Entries taken from a collection:
===============

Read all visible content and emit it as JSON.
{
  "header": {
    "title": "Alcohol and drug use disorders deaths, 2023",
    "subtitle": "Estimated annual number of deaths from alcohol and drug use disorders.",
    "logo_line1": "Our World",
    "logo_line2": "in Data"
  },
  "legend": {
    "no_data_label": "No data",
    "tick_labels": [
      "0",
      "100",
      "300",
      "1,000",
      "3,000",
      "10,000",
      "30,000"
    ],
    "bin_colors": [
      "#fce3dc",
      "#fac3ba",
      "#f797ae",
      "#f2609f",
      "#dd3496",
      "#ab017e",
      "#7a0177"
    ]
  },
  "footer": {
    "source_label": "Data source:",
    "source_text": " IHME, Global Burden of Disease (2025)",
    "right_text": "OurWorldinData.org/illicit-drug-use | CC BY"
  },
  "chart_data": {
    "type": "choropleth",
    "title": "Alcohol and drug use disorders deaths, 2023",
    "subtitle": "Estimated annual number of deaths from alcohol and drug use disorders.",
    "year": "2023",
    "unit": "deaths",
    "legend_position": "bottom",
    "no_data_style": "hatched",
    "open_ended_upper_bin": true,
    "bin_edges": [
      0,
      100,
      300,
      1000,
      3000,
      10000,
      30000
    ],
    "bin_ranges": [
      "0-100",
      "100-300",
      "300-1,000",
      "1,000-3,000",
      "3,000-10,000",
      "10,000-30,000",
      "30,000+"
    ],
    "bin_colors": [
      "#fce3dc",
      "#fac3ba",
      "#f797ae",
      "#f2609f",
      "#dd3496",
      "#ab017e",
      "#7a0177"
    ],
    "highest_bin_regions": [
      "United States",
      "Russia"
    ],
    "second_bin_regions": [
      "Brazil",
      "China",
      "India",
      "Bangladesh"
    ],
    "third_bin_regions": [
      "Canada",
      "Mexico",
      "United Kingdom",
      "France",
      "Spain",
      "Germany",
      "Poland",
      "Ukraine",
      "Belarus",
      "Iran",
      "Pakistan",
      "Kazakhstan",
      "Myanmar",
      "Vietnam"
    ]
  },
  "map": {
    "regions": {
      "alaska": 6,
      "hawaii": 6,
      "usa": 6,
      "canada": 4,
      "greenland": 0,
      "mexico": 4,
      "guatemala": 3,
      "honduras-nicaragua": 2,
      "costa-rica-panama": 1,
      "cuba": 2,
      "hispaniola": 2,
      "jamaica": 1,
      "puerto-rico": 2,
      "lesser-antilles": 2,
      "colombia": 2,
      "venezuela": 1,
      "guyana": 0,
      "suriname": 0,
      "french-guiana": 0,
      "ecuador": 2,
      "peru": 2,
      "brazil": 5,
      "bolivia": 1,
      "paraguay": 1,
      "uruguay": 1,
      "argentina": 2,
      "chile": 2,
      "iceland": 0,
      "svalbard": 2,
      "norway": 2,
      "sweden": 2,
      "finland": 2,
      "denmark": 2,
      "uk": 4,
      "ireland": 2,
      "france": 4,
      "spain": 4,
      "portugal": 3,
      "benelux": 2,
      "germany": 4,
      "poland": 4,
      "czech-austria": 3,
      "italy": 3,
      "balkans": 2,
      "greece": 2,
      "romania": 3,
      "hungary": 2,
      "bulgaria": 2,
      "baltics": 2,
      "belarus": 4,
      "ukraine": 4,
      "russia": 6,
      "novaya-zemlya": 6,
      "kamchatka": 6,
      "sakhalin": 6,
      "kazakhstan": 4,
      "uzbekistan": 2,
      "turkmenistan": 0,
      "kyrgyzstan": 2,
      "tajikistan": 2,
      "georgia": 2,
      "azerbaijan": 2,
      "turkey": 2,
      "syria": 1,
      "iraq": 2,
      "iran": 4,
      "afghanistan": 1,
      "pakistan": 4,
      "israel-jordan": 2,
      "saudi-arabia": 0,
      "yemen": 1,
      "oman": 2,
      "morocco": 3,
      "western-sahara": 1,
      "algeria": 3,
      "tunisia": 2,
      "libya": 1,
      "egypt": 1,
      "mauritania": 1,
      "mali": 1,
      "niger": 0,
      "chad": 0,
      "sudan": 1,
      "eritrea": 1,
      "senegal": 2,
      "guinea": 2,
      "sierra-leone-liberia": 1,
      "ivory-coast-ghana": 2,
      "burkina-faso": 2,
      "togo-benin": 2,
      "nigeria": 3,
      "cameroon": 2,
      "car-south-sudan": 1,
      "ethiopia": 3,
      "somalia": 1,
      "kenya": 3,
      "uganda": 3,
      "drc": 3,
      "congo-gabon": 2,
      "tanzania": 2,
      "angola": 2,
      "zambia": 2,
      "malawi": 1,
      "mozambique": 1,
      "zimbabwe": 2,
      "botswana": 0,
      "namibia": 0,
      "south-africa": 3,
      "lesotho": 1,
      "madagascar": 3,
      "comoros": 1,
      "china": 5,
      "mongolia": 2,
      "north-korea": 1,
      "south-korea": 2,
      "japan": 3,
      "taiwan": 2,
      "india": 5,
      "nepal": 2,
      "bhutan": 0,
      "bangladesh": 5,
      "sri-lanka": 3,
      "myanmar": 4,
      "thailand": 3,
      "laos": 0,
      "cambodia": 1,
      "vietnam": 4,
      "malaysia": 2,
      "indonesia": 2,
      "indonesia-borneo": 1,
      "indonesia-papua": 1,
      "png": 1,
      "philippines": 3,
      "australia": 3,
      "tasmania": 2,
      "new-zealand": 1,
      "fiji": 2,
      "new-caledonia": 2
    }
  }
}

===============

## EXERCISE PROMPT
Using the records above, pull out each line where the word "south" occurs.

## WRITTEN REPLY
      "car-south-sudan": 1,
      "south-africa": 3,
      "south-korea": 2,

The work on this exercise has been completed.